Collected data entries:

===

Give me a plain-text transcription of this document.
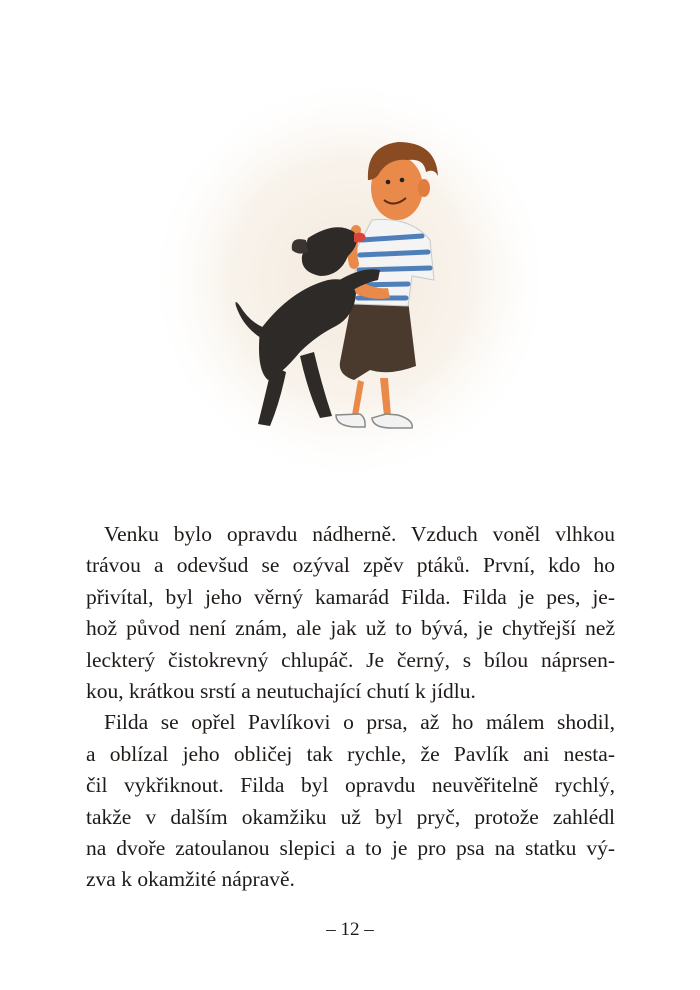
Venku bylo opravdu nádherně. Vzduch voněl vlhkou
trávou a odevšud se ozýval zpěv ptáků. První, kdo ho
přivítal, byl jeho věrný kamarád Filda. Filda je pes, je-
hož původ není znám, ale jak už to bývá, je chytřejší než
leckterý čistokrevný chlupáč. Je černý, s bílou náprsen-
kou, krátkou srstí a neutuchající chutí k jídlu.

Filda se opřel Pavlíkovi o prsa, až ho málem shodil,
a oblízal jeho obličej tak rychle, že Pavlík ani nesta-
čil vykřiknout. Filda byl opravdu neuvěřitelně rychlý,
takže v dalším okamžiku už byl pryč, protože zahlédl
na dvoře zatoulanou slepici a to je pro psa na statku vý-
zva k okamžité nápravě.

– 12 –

===

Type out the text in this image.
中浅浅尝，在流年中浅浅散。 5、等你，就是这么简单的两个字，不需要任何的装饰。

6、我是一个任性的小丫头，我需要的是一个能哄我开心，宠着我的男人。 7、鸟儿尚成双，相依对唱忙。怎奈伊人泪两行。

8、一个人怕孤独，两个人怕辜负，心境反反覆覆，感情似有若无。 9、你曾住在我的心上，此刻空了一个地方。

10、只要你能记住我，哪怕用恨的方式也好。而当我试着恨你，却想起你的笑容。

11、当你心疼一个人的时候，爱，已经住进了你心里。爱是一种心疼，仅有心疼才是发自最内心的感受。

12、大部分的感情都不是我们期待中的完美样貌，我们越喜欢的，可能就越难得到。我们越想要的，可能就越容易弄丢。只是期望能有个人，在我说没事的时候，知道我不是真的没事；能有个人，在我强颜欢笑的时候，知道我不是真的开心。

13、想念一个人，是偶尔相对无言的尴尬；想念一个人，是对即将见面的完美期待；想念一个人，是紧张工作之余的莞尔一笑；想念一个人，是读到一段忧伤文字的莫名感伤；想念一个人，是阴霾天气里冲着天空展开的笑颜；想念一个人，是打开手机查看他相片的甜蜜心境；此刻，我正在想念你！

===

§ Task: Report the number of lines in the entries above that include the string "text". Give nothing but the number.

§ Correct response: 2